**Brief**
Say how many lines include the word "าพเจ", using only a number.

**Data excerpts**

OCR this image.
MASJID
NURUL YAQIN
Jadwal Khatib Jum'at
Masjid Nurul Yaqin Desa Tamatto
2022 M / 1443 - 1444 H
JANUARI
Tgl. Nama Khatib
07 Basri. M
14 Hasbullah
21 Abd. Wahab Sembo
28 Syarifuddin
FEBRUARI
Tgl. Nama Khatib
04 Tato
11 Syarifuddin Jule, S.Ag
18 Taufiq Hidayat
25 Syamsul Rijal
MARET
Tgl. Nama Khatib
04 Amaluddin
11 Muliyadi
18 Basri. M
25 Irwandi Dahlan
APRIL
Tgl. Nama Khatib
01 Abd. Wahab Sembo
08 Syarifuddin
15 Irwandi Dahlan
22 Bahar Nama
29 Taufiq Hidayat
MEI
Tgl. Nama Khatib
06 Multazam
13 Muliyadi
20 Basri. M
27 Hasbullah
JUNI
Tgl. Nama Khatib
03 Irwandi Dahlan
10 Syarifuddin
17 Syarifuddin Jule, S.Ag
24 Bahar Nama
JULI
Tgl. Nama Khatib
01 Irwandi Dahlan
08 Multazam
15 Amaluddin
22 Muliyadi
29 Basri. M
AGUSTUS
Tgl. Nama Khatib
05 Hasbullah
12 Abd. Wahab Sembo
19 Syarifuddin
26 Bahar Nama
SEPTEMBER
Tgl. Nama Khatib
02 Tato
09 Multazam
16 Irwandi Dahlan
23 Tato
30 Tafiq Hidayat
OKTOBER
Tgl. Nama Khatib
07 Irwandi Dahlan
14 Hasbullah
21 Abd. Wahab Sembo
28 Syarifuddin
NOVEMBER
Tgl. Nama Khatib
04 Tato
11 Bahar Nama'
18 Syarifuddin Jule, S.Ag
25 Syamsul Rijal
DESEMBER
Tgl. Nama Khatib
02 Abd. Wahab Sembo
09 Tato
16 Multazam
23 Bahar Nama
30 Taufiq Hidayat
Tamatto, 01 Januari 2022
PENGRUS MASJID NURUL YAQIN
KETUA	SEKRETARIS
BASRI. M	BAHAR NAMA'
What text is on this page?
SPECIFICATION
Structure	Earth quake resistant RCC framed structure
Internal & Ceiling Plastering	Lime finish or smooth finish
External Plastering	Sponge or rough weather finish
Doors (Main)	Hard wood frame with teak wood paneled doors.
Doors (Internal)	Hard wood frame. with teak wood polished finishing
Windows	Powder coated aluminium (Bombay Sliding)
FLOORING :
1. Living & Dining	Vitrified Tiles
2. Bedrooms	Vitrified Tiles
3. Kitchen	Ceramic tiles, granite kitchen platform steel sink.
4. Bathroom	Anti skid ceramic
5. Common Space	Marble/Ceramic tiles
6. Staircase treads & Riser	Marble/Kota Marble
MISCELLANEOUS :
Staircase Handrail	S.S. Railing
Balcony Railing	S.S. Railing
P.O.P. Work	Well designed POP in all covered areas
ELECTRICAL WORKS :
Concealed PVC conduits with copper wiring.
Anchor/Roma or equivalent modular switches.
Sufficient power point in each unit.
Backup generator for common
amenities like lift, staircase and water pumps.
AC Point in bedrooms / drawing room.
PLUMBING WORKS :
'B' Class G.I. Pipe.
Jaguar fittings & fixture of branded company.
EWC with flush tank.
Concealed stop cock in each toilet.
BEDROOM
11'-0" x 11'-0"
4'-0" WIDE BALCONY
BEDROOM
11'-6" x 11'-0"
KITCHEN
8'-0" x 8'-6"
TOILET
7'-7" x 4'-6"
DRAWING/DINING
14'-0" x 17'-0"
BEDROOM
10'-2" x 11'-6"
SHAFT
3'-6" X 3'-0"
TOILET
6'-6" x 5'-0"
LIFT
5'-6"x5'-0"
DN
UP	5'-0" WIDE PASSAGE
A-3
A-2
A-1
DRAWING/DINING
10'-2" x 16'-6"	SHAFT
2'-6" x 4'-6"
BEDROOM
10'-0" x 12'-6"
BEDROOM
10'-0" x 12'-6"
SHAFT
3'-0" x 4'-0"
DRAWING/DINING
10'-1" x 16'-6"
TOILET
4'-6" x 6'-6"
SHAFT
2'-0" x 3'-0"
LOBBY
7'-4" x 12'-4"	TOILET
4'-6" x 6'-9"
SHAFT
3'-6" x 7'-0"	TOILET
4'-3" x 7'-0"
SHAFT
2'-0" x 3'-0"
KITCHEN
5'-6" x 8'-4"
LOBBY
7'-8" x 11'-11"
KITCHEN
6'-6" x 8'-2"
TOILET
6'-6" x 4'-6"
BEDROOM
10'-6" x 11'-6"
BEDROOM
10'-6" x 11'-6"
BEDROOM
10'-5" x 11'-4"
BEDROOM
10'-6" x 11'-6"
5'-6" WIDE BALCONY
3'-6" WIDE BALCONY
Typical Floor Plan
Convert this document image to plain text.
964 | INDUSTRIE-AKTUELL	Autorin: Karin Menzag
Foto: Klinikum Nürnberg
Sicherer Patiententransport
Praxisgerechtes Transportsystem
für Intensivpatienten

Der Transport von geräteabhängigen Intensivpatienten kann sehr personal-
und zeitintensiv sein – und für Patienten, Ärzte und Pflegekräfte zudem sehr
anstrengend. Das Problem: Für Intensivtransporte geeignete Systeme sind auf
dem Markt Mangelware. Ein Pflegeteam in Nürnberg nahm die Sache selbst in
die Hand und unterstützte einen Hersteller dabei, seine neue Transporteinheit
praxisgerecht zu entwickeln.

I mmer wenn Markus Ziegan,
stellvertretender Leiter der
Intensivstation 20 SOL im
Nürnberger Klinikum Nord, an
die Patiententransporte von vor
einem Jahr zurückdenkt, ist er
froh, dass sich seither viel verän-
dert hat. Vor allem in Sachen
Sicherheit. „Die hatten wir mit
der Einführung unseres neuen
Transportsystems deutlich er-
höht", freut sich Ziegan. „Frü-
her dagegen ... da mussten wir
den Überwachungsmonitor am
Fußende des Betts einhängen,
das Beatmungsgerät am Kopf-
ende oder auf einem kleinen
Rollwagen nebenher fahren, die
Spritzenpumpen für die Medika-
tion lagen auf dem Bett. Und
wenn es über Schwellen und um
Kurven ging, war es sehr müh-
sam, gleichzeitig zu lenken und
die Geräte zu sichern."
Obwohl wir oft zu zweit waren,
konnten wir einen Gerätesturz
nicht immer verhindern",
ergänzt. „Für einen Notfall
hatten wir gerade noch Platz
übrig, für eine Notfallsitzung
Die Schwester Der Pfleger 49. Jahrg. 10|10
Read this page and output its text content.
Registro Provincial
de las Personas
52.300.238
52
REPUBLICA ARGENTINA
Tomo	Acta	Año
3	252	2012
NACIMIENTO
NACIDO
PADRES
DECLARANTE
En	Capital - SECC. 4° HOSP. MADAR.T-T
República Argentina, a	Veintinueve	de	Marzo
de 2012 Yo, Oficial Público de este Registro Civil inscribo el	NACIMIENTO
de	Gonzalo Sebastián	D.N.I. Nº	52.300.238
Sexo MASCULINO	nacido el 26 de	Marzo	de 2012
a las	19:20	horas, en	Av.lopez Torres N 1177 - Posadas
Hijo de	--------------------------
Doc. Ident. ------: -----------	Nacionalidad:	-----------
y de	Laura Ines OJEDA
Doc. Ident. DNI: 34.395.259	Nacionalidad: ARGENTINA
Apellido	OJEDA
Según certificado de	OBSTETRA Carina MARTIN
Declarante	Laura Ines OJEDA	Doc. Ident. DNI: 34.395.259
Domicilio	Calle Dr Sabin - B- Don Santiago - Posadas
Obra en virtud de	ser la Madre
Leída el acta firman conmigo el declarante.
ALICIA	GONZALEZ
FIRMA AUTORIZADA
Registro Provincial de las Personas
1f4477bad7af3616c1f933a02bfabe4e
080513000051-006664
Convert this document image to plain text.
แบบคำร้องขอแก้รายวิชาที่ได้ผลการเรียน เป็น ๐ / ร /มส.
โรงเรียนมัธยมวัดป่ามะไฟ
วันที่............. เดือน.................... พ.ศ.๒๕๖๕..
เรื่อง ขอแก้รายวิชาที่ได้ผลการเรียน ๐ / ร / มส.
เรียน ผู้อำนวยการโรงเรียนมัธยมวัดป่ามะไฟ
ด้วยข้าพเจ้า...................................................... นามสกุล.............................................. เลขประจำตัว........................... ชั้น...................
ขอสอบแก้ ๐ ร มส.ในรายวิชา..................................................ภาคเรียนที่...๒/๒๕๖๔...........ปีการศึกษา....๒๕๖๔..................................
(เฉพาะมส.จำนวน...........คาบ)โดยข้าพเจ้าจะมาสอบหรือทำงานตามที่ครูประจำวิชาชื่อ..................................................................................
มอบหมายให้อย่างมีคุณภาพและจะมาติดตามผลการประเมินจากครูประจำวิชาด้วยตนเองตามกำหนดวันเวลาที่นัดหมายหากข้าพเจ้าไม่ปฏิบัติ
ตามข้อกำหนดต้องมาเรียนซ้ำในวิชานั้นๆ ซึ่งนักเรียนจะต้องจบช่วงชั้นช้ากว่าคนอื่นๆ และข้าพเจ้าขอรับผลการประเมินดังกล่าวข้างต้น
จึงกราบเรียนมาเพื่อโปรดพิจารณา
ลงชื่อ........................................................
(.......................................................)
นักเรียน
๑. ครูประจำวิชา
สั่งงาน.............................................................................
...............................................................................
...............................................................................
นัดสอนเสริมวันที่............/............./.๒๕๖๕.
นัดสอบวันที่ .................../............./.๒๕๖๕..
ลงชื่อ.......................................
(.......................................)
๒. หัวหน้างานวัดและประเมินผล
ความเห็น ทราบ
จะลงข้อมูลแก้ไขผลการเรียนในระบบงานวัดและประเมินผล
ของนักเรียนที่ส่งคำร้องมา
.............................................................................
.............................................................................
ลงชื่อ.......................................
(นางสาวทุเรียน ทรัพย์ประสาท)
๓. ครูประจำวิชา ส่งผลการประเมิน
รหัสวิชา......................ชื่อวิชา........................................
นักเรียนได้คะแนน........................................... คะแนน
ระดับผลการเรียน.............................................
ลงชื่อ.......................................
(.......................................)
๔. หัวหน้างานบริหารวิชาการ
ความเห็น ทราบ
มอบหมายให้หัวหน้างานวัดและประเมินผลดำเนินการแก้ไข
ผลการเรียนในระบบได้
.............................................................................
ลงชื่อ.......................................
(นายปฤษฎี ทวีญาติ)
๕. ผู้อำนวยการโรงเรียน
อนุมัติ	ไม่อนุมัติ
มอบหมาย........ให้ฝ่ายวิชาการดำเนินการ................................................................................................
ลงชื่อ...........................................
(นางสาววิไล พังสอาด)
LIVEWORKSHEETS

**Reply to the task**
4